§ **Stated task**: From the records below, copy every line that contains the word "DbContext".

§ **Materials provided**:
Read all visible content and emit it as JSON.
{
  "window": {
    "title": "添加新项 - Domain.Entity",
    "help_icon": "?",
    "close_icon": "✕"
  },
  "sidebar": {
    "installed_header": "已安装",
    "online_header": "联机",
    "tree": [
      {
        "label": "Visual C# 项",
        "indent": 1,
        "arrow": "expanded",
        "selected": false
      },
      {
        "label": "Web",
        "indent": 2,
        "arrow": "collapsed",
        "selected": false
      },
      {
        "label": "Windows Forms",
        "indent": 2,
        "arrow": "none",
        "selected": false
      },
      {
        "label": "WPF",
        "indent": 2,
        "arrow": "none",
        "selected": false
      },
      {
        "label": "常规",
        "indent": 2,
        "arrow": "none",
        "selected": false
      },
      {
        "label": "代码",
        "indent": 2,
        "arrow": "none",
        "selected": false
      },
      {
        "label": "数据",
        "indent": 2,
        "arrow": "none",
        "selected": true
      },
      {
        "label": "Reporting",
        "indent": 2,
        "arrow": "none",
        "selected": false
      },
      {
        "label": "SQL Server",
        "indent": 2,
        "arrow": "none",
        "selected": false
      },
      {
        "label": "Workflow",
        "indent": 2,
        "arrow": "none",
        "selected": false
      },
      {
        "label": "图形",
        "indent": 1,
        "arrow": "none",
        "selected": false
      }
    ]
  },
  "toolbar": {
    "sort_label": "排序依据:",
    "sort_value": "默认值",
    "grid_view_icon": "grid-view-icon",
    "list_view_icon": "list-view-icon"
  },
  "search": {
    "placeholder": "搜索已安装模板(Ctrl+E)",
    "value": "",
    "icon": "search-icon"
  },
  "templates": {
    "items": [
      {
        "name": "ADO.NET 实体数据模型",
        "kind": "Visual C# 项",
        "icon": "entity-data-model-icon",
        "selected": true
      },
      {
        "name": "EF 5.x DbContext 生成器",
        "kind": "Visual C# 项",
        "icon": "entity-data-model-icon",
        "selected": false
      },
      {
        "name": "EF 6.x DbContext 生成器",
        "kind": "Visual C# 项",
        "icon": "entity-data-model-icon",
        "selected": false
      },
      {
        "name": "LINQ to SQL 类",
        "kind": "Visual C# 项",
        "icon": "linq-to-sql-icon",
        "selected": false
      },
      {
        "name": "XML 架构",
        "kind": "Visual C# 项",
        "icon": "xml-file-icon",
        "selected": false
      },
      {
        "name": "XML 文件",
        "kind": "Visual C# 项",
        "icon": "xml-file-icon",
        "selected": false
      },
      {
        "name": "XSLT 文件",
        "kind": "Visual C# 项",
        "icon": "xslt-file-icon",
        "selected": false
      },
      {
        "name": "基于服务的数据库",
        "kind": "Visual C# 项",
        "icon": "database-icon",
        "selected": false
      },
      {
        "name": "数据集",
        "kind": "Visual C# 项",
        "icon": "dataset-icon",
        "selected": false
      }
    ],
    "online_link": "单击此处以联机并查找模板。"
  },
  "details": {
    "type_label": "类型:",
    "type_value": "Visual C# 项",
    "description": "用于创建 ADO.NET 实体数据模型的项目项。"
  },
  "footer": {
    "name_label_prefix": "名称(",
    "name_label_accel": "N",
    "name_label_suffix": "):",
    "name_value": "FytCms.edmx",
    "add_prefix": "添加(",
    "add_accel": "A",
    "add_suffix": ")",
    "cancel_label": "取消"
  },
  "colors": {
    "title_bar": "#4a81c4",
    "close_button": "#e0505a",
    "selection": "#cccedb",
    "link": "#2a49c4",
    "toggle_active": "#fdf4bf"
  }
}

§ **Written reply**:
        "name": "EF 5.x DbContext 生成器",
        "name": "EF 6.x DbContext 生成器",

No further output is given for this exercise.